| REQUIREMENT |
Pick out each line containing the string "сертификата" and copy it.

| DATASET RECORDS |
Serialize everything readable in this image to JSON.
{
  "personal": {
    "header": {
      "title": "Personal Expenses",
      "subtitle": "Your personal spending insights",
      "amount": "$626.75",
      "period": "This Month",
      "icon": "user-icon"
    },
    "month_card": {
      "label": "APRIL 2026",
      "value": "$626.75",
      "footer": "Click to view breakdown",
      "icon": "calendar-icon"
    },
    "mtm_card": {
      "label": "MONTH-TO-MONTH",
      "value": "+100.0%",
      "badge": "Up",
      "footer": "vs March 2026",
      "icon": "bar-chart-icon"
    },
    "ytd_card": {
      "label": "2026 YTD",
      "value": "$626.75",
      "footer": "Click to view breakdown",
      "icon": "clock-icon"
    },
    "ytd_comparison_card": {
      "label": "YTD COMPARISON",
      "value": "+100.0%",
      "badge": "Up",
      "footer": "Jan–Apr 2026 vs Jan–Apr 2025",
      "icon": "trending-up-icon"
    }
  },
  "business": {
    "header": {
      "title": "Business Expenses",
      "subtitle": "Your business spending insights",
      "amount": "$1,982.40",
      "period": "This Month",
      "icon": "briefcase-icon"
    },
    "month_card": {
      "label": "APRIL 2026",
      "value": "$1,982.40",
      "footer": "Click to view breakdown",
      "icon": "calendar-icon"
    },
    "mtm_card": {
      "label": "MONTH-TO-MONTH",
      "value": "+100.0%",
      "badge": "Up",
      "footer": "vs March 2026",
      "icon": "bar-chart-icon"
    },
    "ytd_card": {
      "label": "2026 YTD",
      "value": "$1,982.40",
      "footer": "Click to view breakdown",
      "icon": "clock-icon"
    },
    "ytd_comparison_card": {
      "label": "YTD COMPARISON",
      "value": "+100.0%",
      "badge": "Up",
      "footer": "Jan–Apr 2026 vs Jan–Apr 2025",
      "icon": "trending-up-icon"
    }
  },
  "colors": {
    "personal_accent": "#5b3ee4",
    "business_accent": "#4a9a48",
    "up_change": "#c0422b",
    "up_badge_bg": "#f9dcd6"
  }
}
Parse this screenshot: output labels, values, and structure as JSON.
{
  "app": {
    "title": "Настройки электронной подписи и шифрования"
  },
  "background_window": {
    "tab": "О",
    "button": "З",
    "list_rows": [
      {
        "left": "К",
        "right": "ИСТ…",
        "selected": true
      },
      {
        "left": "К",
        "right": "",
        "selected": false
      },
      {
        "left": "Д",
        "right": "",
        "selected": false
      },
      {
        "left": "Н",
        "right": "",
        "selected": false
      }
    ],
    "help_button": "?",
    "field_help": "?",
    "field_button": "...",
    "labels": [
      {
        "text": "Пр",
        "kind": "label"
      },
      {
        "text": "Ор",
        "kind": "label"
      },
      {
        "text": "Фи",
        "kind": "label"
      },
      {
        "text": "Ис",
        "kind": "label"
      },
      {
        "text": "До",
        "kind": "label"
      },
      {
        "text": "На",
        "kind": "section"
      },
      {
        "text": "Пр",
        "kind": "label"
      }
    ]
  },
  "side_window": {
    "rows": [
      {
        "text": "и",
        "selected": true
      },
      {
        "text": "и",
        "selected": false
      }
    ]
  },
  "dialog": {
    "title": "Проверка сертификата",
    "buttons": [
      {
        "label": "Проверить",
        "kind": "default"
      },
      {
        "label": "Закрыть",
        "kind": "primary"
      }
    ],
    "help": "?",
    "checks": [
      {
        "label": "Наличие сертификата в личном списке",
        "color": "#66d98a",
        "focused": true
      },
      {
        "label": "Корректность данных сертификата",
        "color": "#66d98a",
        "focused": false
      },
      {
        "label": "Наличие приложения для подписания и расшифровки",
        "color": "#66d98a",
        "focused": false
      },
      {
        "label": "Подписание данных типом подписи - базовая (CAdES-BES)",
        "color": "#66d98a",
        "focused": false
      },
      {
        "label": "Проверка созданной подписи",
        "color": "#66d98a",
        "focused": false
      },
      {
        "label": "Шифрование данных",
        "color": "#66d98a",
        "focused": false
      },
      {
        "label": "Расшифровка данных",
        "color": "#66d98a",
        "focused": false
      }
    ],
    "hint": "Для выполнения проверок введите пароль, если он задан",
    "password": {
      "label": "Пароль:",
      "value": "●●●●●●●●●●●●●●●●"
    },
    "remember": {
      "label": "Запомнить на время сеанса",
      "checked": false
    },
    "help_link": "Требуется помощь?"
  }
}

| CORRECT RESPONSE |
    "title": "Проверка сертификата",
        "label": "Наличие сертификата в личном списке",
        "label": "Корректность данных сертификата",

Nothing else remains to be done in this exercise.